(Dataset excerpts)

· · · ·

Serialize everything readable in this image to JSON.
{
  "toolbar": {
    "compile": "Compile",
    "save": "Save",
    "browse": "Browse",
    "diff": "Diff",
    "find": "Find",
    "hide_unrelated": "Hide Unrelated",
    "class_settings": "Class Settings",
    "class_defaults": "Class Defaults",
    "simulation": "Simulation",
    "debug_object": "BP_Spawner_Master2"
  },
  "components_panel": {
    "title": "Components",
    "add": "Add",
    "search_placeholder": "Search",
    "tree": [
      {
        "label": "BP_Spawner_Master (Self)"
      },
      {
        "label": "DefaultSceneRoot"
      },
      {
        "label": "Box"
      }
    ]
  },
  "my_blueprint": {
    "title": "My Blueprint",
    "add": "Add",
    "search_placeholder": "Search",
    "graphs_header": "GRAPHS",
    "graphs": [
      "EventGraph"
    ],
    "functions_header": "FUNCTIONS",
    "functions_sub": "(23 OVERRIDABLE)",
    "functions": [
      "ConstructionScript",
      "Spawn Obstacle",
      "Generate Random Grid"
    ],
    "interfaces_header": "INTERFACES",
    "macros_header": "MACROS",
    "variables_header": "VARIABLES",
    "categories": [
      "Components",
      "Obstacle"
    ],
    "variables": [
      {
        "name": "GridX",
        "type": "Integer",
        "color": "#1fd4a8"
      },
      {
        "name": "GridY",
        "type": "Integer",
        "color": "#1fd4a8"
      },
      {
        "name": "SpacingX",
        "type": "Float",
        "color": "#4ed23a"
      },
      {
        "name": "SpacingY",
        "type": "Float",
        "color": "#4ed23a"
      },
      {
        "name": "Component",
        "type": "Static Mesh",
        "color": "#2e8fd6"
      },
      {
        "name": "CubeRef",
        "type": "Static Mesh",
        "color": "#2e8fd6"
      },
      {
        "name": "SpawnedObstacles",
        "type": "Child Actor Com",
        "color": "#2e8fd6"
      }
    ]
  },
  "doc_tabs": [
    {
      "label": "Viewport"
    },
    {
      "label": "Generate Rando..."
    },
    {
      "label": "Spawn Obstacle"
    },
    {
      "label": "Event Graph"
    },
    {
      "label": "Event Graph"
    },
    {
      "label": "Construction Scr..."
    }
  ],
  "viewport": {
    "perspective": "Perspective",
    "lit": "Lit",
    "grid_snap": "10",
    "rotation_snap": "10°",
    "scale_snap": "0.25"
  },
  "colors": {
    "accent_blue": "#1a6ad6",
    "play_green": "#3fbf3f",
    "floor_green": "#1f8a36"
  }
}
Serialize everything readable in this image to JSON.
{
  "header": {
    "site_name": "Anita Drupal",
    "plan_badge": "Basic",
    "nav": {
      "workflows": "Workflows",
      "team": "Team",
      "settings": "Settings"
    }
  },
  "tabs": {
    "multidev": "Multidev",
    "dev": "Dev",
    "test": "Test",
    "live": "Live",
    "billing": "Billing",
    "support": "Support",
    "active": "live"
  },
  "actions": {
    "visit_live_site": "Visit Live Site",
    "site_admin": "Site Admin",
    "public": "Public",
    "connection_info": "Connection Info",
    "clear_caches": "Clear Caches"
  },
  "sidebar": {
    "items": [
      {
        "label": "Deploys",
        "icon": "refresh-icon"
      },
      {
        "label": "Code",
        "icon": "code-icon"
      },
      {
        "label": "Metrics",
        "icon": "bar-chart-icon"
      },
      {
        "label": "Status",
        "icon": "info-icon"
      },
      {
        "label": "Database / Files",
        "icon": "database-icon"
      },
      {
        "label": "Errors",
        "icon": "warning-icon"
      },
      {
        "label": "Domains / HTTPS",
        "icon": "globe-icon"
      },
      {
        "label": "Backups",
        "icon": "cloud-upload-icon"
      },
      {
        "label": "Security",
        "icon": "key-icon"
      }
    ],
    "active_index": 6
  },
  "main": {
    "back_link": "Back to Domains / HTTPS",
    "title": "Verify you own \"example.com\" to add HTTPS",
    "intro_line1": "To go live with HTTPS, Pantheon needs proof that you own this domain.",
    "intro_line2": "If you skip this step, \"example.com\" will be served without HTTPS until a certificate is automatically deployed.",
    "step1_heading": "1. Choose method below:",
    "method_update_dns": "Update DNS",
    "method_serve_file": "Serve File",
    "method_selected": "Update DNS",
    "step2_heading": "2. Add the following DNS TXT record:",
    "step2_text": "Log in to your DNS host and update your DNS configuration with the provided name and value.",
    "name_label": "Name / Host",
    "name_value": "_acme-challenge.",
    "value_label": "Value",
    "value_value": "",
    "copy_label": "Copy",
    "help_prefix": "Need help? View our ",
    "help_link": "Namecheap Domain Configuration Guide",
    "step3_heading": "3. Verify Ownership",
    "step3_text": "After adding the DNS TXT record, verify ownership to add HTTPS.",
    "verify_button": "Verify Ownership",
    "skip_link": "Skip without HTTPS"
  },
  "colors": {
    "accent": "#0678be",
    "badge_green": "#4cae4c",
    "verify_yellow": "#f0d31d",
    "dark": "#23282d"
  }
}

· · · ·

From the records above, pull out each line that has "Domains".

(Written answer)
        "label": "Domains / HTTPS",
    "back_link": "Back to Domains / HTTPS",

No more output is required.